REQUIREMENT:
Pick out each line containing the string "page".
____________
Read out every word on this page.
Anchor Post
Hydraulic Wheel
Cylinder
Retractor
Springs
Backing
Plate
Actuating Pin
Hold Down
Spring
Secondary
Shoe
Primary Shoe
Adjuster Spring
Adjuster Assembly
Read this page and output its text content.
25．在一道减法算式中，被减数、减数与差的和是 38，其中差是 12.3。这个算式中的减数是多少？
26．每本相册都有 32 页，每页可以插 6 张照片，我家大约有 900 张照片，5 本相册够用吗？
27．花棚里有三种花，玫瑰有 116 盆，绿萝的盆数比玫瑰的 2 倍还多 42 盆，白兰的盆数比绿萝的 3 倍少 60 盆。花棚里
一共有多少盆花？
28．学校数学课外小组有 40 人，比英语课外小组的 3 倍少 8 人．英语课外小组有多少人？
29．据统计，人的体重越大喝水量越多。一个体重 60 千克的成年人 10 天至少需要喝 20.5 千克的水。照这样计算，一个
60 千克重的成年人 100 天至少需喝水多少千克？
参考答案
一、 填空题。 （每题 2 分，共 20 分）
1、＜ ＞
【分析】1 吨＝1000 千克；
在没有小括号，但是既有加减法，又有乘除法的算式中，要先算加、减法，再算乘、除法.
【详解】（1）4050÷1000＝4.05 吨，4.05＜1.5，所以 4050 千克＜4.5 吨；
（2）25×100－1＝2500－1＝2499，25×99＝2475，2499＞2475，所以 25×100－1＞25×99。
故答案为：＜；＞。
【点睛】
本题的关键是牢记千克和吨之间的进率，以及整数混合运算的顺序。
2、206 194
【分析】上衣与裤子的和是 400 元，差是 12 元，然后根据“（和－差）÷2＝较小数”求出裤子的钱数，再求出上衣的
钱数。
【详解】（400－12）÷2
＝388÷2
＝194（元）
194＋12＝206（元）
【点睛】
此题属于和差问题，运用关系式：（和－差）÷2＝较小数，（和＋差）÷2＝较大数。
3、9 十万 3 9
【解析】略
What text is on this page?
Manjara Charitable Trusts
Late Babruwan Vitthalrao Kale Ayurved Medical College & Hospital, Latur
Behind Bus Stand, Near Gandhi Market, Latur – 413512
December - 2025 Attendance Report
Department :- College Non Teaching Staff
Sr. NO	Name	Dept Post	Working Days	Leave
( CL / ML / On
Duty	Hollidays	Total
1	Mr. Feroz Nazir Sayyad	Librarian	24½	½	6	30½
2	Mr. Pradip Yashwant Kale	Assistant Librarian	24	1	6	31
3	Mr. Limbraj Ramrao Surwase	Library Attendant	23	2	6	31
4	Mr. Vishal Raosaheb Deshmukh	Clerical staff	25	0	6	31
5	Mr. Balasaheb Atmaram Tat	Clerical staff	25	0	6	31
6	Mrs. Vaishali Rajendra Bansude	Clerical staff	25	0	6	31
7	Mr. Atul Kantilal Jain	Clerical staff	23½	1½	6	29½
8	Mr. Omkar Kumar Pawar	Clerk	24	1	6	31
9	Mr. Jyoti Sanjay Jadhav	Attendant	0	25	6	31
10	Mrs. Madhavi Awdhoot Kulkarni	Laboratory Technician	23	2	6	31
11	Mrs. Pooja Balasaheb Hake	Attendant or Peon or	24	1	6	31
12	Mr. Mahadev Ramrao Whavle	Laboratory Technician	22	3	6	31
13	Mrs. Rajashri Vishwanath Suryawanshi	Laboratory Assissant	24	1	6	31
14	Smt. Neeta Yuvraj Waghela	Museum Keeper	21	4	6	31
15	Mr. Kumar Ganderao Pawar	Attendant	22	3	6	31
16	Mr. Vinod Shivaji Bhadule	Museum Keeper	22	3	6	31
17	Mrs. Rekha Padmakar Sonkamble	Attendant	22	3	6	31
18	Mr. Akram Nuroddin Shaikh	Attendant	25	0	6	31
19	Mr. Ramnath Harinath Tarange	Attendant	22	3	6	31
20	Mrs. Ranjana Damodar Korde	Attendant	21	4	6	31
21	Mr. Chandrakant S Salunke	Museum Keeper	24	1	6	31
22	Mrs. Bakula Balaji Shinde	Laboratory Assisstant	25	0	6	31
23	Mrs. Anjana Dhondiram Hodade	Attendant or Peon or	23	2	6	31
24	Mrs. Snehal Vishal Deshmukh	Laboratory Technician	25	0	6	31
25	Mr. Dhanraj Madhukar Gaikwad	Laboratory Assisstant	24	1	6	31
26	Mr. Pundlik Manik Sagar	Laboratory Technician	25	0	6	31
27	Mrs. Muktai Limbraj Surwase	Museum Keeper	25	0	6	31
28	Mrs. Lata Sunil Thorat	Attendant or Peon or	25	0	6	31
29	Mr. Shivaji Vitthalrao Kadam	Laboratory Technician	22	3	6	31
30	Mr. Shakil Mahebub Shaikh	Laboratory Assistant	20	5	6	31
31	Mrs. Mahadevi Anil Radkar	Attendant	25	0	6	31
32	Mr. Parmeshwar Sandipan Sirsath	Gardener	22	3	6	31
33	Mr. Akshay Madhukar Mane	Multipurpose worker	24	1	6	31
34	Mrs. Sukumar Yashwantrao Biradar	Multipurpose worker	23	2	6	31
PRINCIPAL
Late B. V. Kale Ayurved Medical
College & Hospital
____________
EXPECTED ANSWER:
Read out every word on this page.
Read this page and output its text content.
What text is on this page?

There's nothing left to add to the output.